Objective:
Below are the entries; count the lines in them that contain the word "ylabel" and give only the number.

Data:

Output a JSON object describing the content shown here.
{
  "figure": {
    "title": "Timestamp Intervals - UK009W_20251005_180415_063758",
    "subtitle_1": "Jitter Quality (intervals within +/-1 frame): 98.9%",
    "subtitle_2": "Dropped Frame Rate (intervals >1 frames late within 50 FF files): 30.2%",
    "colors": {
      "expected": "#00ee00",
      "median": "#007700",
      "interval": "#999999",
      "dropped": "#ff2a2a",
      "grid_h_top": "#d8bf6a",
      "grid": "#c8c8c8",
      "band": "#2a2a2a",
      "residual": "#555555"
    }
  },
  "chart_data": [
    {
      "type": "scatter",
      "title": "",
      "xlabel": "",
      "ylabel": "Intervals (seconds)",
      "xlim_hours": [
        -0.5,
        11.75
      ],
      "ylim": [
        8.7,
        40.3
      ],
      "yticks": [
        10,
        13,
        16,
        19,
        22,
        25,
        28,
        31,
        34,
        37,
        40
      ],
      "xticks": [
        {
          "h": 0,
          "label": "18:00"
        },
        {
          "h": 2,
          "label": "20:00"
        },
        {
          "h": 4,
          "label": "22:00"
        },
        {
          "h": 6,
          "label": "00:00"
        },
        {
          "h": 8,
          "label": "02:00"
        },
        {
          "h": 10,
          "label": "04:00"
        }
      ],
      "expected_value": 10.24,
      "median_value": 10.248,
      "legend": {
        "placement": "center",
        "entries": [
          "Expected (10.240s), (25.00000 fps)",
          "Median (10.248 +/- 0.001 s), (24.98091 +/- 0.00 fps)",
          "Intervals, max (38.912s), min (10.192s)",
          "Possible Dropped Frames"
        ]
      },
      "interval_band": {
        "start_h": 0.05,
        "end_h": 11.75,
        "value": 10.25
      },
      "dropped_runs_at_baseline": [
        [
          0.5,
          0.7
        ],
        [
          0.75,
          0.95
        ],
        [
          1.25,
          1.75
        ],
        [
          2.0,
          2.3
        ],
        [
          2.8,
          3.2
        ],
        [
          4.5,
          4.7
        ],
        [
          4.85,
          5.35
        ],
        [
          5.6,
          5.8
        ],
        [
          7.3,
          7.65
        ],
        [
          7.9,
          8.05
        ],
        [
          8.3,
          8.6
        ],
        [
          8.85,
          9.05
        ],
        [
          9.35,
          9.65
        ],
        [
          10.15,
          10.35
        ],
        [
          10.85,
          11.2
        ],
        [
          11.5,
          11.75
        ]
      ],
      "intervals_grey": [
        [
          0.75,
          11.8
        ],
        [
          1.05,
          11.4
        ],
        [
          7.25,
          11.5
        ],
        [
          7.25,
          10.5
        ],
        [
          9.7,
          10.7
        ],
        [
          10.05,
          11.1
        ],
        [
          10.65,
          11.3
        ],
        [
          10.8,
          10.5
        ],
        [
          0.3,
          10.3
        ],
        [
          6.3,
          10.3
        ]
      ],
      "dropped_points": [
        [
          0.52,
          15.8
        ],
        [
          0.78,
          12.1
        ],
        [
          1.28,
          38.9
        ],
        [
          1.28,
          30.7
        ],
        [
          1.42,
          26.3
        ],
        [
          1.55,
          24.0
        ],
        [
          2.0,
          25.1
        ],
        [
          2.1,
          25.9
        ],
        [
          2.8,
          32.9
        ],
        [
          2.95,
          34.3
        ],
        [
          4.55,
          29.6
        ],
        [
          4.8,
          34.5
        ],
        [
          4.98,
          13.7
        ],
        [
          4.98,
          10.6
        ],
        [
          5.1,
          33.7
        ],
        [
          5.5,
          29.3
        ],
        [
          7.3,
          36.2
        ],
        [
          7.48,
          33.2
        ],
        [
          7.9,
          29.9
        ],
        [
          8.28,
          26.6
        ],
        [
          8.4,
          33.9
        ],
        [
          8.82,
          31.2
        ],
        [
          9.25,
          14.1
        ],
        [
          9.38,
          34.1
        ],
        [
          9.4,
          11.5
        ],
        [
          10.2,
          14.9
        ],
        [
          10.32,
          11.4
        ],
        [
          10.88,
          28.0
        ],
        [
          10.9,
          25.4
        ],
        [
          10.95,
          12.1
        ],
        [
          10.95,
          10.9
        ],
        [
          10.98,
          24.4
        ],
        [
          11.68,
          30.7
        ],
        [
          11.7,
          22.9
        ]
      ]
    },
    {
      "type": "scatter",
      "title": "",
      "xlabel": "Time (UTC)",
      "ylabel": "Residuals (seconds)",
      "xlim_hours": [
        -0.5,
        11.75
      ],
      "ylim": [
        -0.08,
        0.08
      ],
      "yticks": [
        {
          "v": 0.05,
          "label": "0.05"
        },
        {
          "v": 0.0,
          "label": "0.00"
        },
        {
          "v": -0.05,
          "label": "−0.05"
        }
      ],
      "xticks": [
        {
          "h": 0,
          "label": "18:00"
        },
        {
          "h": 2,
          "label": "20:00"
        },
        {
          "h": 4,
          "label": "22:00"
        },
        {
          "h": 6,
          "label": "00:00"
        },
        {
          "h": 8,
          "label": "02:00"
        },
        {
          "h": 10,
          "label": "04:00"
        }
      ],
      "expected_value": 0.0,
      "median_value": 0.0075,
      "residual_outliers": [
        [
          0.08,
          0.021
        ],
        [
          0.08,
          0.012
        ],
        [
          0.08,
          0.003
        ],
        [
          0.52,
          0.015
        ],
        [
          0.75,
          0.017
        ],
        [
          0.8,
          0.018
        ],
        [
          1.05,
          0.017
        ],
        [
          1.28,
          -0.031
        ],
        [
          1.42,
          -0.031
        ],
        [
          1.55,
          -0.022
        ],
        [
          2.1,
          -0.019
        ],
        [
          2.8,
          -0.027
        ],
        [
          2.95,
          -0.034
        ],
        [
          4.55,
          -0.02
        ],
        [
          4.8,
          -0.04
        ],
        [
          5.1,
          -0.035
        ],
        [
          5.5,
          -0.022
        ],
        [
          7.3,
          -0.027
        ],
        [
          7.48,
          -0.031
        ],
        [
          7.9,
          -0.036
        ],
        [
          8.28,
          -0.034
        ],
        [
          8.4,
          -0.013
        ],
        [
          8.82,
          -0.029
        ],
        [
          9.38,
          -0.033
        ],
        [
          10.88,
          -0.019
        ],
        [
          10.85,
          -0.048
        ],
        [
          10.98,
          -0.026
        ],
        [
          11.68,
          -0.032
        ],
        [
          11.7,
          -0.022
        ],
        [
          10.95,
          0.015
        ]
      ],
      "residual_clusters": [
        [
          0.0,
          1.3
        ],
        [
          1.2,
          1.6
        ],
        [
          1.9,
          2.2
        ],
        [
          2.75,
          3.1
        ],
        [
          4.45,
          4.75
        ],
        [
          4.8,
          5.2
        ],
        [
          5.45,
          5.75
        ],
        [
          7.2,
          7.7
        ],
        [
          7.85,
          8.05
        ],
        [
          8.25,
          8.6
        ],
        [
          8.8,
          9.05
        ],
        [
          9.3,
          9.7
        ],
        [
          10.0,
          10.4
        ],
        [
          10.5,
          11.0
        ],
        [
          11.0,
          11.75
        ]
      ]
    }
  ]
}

Output of the exercise:
2